» **Given records**

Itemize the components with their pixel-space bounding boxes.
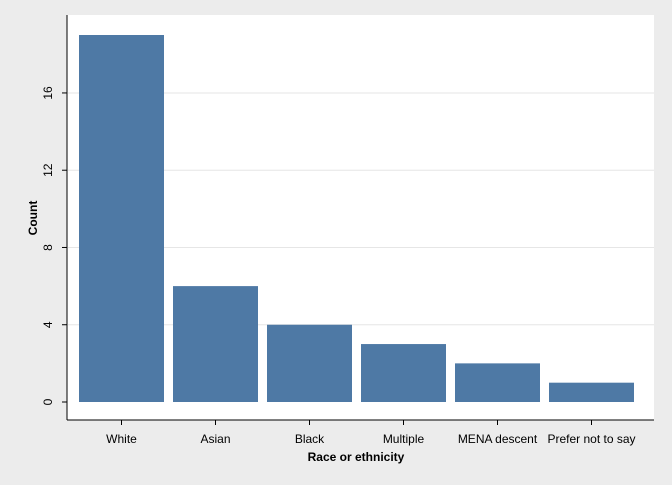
bar-mena-descent [455,363,540,402]
x-tick-label-white: White [106,432,137,446]
y-tick-label-16: 16 [41,86,55,100]
x-tick-label-mena-descent: MENA descent [458,432,538,446]
gridlines [68,92,654,326]
y-tick-label-8: 8 [41,244,55,251]
plot-area [67,15,654,420]
y-axis-label: Count [26,201,40,236]
bar-asian [173,286,258,402]
bar-white [79,35,164,402]
y-tick-label-0: 0 [41,398,55,405]
x-tick-label-prefer-not-to-say: Prefer not to say [547,432,635,446]
bars [79,35,634,402]
x-tick-label-multiple: Multiple [383,432,425,446]
x-tick-label-asian: Asian [200,432,230,446]
y-tick-label-4: 4 [41,321,55,328]
y-tick-label-12: 12 [41,163,55,177]
x-axis-label: Race or ethnicity [308,450,405,464]
x-tick-label-black: Black [295,432,325,446]
axes [66,15,654,421]
bar-black [267,324,352,402]
y-ticks: 0 4 8 12 16 [41,86,67,405]
x-ticks: White Asian Black Multiple MENA descent Prefe… [106,420,636,446]
bar-multiple [361,344,446,402]
bar-prefer-not-to-say [549,382,634,402]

» **Directive**
Revise the material above so that "Race or ethnicity" becomes "Ethnic background" and nothing else changes. Omit the pictures from your output.

» **Expected output**
Itemize the components with their pixel-space bounding boxes.
bar-mena-descent [455,363,540,402]
x-tick-label-white: White [106,432,137,446]
y-tick-label-16: 16 [41,86,55,100]
x-tick-label-mena-descent: MENA descent [458,432,538,446]
gridlines [68,92,654,326]
y-tick-label-8: 8 [41,244,55,251]
plot-area [67,15,654,420]
y-axis-label: Count [26,201,40,236]
bar-asian [173,286,258,402]
bar-white [79,35,164,402]
y-tick-label-0: 0 [41,398,55,405]
x-tick-label-prefer-not-to-say: Prefer not to say [547,432,635,446]
bars [79,35,634,402]
x-tick-label-multiple: Multiple [383,432,425,446]
x-tick-label-asian: Asian [200,432,230,446]
y-tick-label-4: 4 [41,321,55,328]
y-tick-label-12: 12 [41,163,55,177]
x-axis-label: Ethnic background [308,450,405,464]
x-tick-label-black: Black [295,432,325,446]
axes [66,15,654,421]
bar-black [267,324,352,402]
y-ticks: 0 4 8 12 16 [41,86,67,405]
x-ticks: White Asian Black Multiple MENA descent Prefe… [106,420,636,446]
bar-multiple [361,344,446,402]
bar-prefer-not-to-say [549,382,634,402]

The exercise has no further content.